» **Aim of the task**: Find the lines below that contain the word "лопата" and count them. Only the number should be given.

» **Records for the exercise**:
*****

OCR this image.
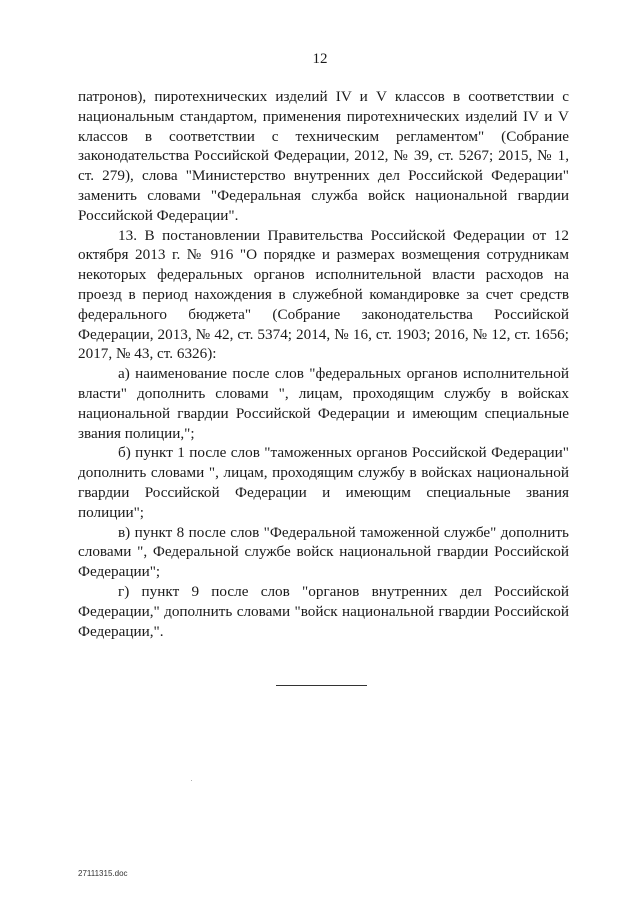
12

патронов), пиротехнических изделий IV и V классов в соответствии с национальным стандартом, применения пиротехнических изделий IV и V классов в соответствии с техническим регламентом" (Собрание законодательства Российской Федерации, 2012, № 39, ст. 5267; 2015, № 1, ст. 279), слова "Министерство внутренних дел Российской Федерации" заменить словами "Федеральная служба войск национальной гвардии Российской Федерации".

13. В постановлении Правительства Российской Федерации от 12 октября 2013 г. № 916 "О порядке и размерах возмещения сотрудникам некоторых федеральных органов исполнительной власти расходов на проезд в период нахождения в служебной командировке за счет средств федерального бюджета" (Собрание законодательства Российской Федерации, 2013, № 42, ст. 5374; 2014, № 16, ст. 1903; 2016, № 12, ст. 1656; 2017, № 43, ст. 6326):

а) наименование после слов "федеральных органов исполнительной власти" дополнить словами ", лицам, проходящим службу в войсках национальной гвардии Российской Федерации и имеющим специальные звания полиции,";

б) пункт 1 после слов "таможенных органов Российской Федерации" дополнить словами ", лицам, проходящим службу в войсках национальной гвардии Российской Федерации и имеющим специальные звания полиции";

в) пункт 8 после слов "Федеральной таможенной службе" дополнить словами ", Федеральной службе войск национальной гвардии Российской Федерации";

г) пункт 9 после слов "органов внутренних дел Российской Федерации," дополнить словами "войск национальной гвардии Российской Федерации,".

27111315.doc
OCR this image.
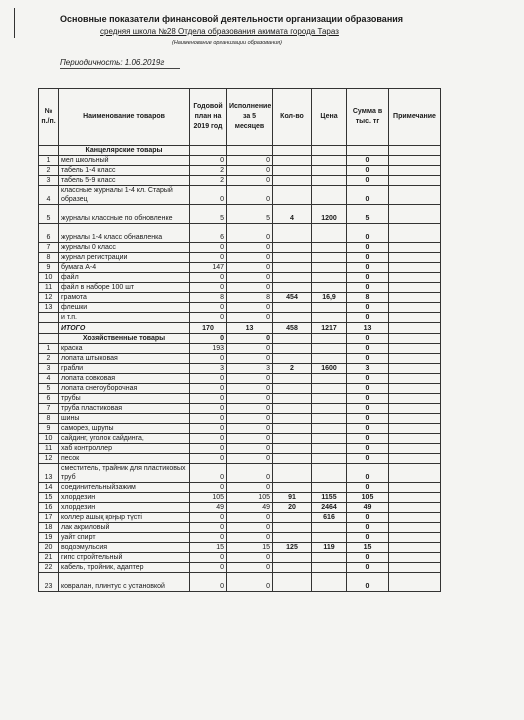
Основные показатели финансовой деятельности организации образования
средняя школа №28 Отдела образования акимата города Тараз
(Наименование организации образования)
Периодичность: 1.06.2019г
№ п./п.	Наименование товаров	Годовой план на 2019 год	Исполнение за 5 месяцев	Кол-во	Цена	Сумма в тыс. тг	Примечание
	Канцелярские товары						
1	мел школьный	0	0			0	
2	табель 1-4 класс	2	0			0	
3	табель 5-9 класс	2	0			0	
4	классные журналы 1-4 кл. Старый образец	0	0			0	
5	журналы классные по обновленке	5	5	4	1200	5	
6	журналы 1-4 класс обнавленка	6	0			0	
7	журналы 0 класс	0	0			0	
8	журнал регистрации	0	0			0	
9	бумага А-4	147	0			0	
10	файл	0	0			0	
11	файл в наборе 100 шт	0	0			0	
12	грамота	8	8	454	16,9	8	
13	флешки	0	0			0	
	и т.п.	0	0			0	
	ИТОГО	170	13	458	1217	13	
	Хозяйственные товары	0	0			0	
1	краска	193	0			0	
2	лопата штыковая	0	0			0	
3	грабли	3	3	2	1600	3	
4	лопата совковая	0	0			0	
5	лопата снегоуборочная	0	0			0	
6	трубы	0	0			0	
7	труба пластиковая	0	0			0	
8	шины	0	0			0	
9	саморез, шрупы	0	0			0	
10	сайдинг, уголок сайдинга,	0	0			0	
11	хаб контроллер	0	0			0	
12	песок	0	0			0	
13	сместитель, трайник для пластиковых труб	0	0			0	
14	соединительныйзажим	0	0			0	
15	хлордезин	105	105	91	1155	105	
16	хлордезин	49	49	20	2464	49	
17	коллер ашық қоңыр түсті	0	0		616	0	
18	лак акриловый	0	0			0	
19	уайт спирт	0	0			0	
20	водоэмульсия	15	15	125	119	15	
21	гипс стройтельный	0	0			0	
22	кабель, тройник, адаптер	0	0			0	
23	ковралан, плинтус с установкой	0	0			0	
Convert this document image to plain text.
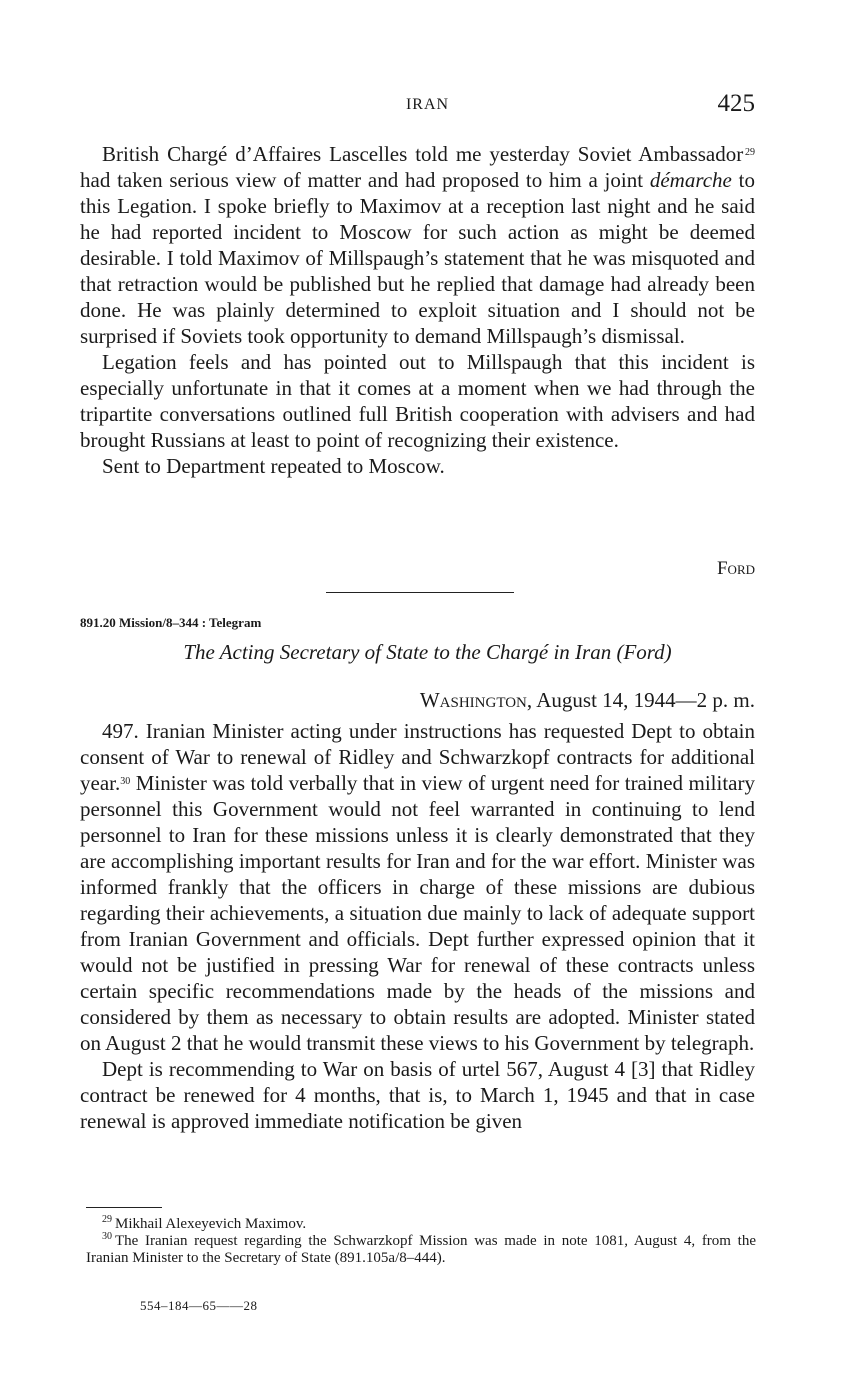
IRAN	425

British Chargé d’Affaires Lascelles told me yesterday Soviet Ambassador  $^{29}$ had taken serious view of matter and had proposed to him a joint démarche to this Legation. I spoke briefly to Maximov at a reception last night and he said he had reported incident to Moscow for such action as might be deemed desirable. I told Maximov of Millspaugh’s statement that he was misquoted and that retraction would be published but he replied that damage had already been done. He was plainly determined to exploit situation and I should not be surprised if Soviets took opportunity to demand Millspaugh’s dismissal.

Legation feels and has pointed out to Millspaugh that this incident is especially unfortunate in that it comes at a moment when we had through the tripartite conversations outlined full British cooperation with advisers and had brought Russians at least to point of recognizing their existence.

Sent to Department repeated to Moscow.

Ford
891.20 Mission/8–344 : Telegram
The Acting Secretary of State to the Chargé in Iran (Ford)
Washington, August 14, 1944—2 p. m.

497. Iranian Minister acting under instructions has requested Dept to obtain consent of War to renewal of Ridley and Schwarzkopf contracts for additional year.$^{30}$ Minister was told verbally that in view of urgent need for trained military personnel this Government would not feel warranted in continuing to lend personnel to Iran for these missions unless it is clearly demonstrated that they are accomplishing important results for Iran and for the war effort. Minister was informed frankly that the officers in charge of these missions are dubious regarding their achievements, a situation due mainly to lack of adequate support from Iranian Government and officials. Dept further expressed opinion that it would not be justified in pressing War for renewal of these contracts unless certain specific recommendations made by the heads of the missions and considered by them as necessary to obtain results are adopted. Minister stated on August 2 that he would transmit these views to his Government by telegraph.

Dept is recommending to War on basis of urtel 567, August 4 [3] that Ridley contract be renewed for 4 months, that is, to March 1, 1945 and that in case renewal is approved immediate notification be given

$^{29}$  Mikhail Alexeyevich Maximov.

$^{30}$  The Iranian request regarding the Schwarzkopf Mission was made in note 1081, August 4, from the Iranian Minister to the Secretary of State (891.105a/8–444).

554–184—65——28
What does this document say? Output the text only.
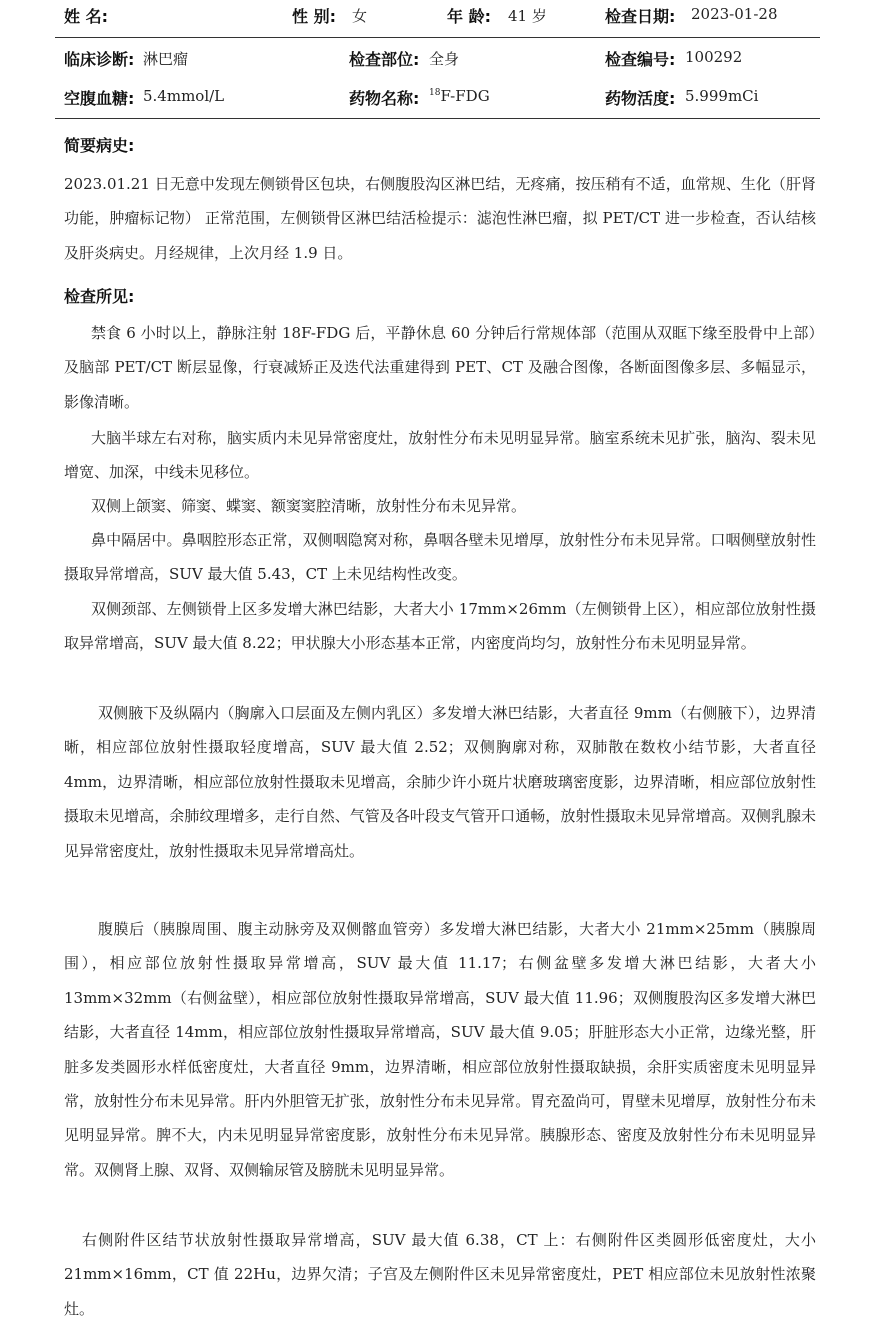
姓 名:	性 别: 女	年 龄: 41 岁	检查日期: 2023-01-28
临床诊断: 淋巴瘤	检查部位: 全身	检查编号: 100292
空腹血糖: 5.4mmol/L	药物名称: $^{18}$F-FDG	药物活度: 5.999mCi
简要病史:

2023.01.21 日无意中发现左侧锁骨区包块，右侧腹股沟区淋巴结，无疼痛，按压稍有不适，血常规、生化（肝肾功能，肿瘤标记物） 正常范围，左侧锁骨区淋巴结活检提示：滤泡性淋巴瘤，拟 PET/CT 进一步检查，否认结核及肝炎病史。月经规律，上次月经 1.9 日。

检查所见:

禁食 6 小时以上，静脉注射 18F-FDG 后，平静休息 60 分钟后行常规体部（范围从双眶下缘至股骨中上部）及脑部 PET/CT 断层显像，行衰减矫正及迭代法重建得到 PET、CT 及融合图像，各断面图像多层、多幅显示，影像清晰。

大脑半球左右对称，脑实质内未见异常密度灶，放射性分布未见明显异常。脑室系统未见扩张，脑沟、裂未见增宽、加深，中线未见移位。

双侧上颌窦、筛窦、蝶窦、额窦窦腔清晰，放射性分布未见异常。

鼻中隔居中。鼻咽腔形态正常，双侧咽隐窝对称，鼻咽各壁未见增厚，放射性分布未见异常。口咽侧壁放射性摄取异常增高，SUV 最大值 5.43，CT 上未见结构性改变。

双侧颈部、左侧锁骨上区多发增大淋巴结影，大者大小 17mm×26mm（左侧锁骨上区），相应部位放射性摄取异常增高，SUV 最大值 8.22；甲状腺大小形态基本正常，内密度尚均匀，放射性分布未见明显异常。

双侧腋下及纵隔内（胸廓入口层面及左侧内乳区）多发增大淋巴结影，大者直径 9mm（右侧腋下），边界清晰，相应部位放射性摄取轻度增高，SUV 最大值 2.52；双侧胸廓对称，双肺散在数枚小结节影，大者直径 4mm，边界清晰，相应部位放射性摄取未见增高，余肺少许小斑片状磨玻璃密度影，边界清晰，相应部位放射性摄取未见增高，余肺纹理增多，走行自然、气管及各叶段支气管开口通畅，放射性摄取未见异常增高。双侧乳腺未见异常密度灶，放射性摄取未见异常增高灶。

腹膜后（胰腺周围、腹主动脉旁及双侧髂血管旁）多发增大淋巴结影，大者大小 21mm×25mm（胰腺周围），相应部位放射性摄取异常增高，SUV 最大值 11.17；右侧盆壁多发增大淋巴结影，大者大小 13mm×32mm（右侧盆壁），相应部位放射性摄取异常增高，SUV 最大值 11.96；双侧腹股沟区多发增大淋巴结影，大者直径 14mm，相应部位放射性摄取异常增高，SUV 最大值 9.05；肝脏形态大小正常，边缘光整，肝脏多发类圆形水样低密度灶，大者直径 9mm，边界清晰，相应部位放射性摄取缺损，余肝实质密度未见明显异常，放射性分布未见异常。肝内外胆管无扩张，放射性分布未见异常。胃充盈尚可，胃壁未见增厚，放射性分布未见明显异常。脾不大，内未见明显异常密度影，放射性分布未见异常。胰腺形态、密度及放射性分布未见明显异常。双侧肾上腺、双肾、双侧输尿管及膀胱未见明显异常。

右侧附件区结节状放射性摄取异常增高，SUV 最大值 6.38，CT 上：右侧附件区类圆形低密度灶，大小 21mm×16mm，CT 值 22Hu，边界欠清；子宫及左侧附件区未见异常密度灶，PET 相应部位未见放射性浓聚灶。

*****

» **Result of this task**: 3